• Stored entries
====

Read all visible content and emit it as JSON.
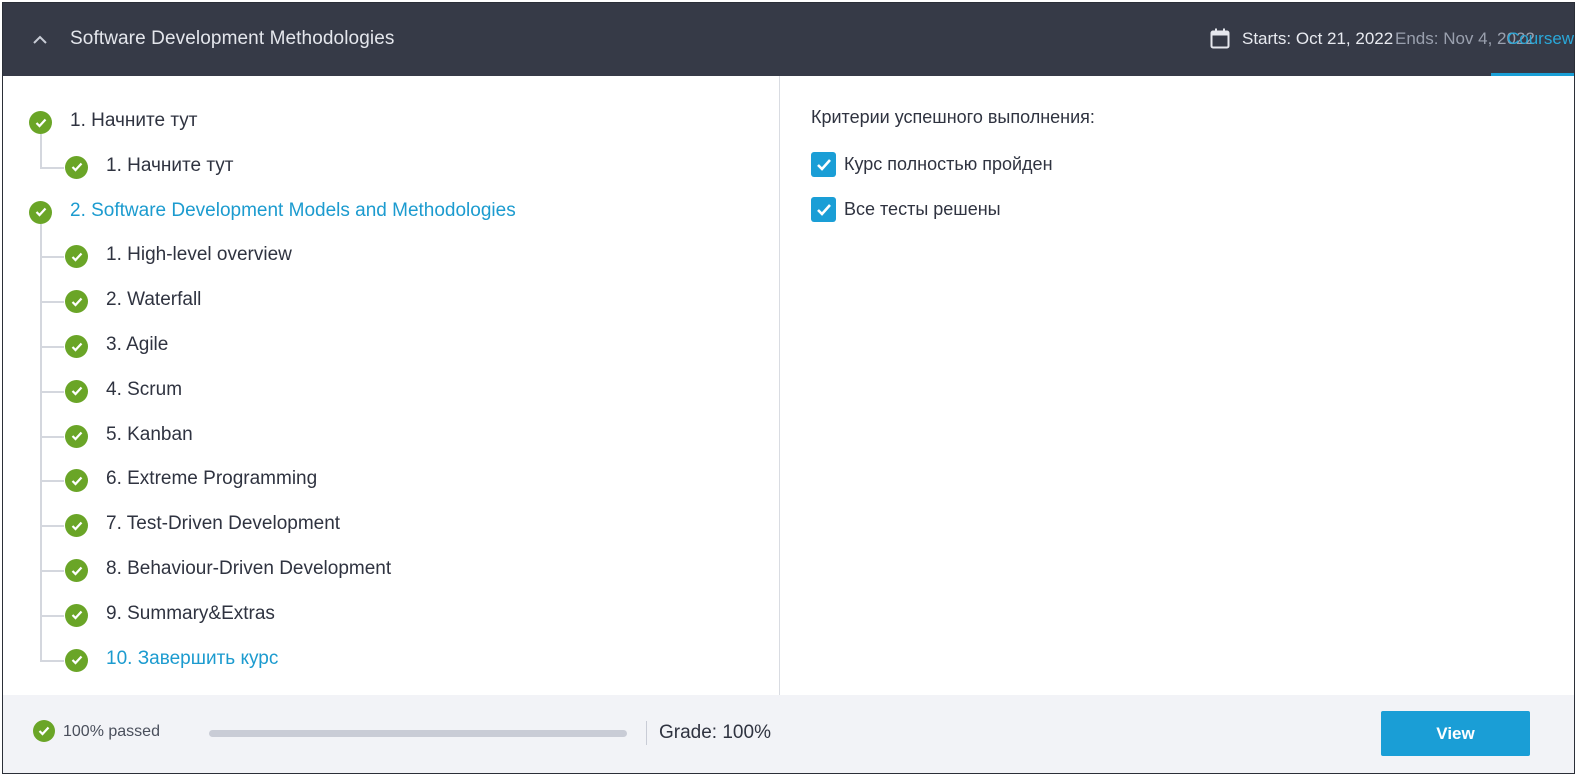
{
  "header": {
    "title": "Software Development Methodologies",
    "starts": "Starts: Oct 21, 2022",
    "ends": "Ends: Nov 4, 2022",
    "tab": "Coursew"
  },
  "tree": [
    {
      "label": "1. Начните тут",
      "level": 0,
      "active": false
    },
    {
      "label": "1. Начните тут",
      "level": 1,
      "active": false
    },
    {
      "label": "2. Software Development Models and Methodologies",
      "level": 0,
      "active": true
    },
    {
      "label": "1. High-level overview",
      "level": 1,
      "active": false
    },
    {
      "label": "2. Waterfall",
      "level": 1,
      "active": false
    },
    {
      "label": "3. Agile",
      "level": 1,
      "active": false
    },
    {
      "label": "4. Scrum",
      "level": 1,
      "active": false
    },
    {
      "label": "5. Kanban",
      "level": 1,
      "active": false
    },
    {
      "label": "6. Extreme Programming",
      "level": 1,
      "active": false
    },
    {
      "label": "7. Test-Driven Development",
      "level": 1,
      "active": false
    },
    {
      "label": "8. Behaviour-Driven Development",
      "level": 1,
      "active": false
    },
    {
      "label": "9. Summary&Extras",
      "level": 1,
      "active": false
    },
    {
      "label": "10. Завершить курс",
      "level": 1,
      "active": true
    }
  ],
  "criteria": {
    "title": "Критерии успешного выполнения:",
    "items": [
      {
        "label": "Курс полностью пройден",
        "checked": true
      },
      {
        "label": "Все тесты решены",
        "checked": true
      }
    ]
  },
  "footer": {
    "passed": "100% passed",
    "progress": 1.0,
    "grade": "Grade: 100%",
    "view_label": "View"
  },
  "colors": {
    "header_bg": "#363a47",
    "accent": "#1a9ed6",
    "success": "#6aa527"
  }
}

====

Look through the records and gather every line containing "title".

• Task response
    "title": "Software Development Methodologies",
    "title": "Критерии успешного выполнения:",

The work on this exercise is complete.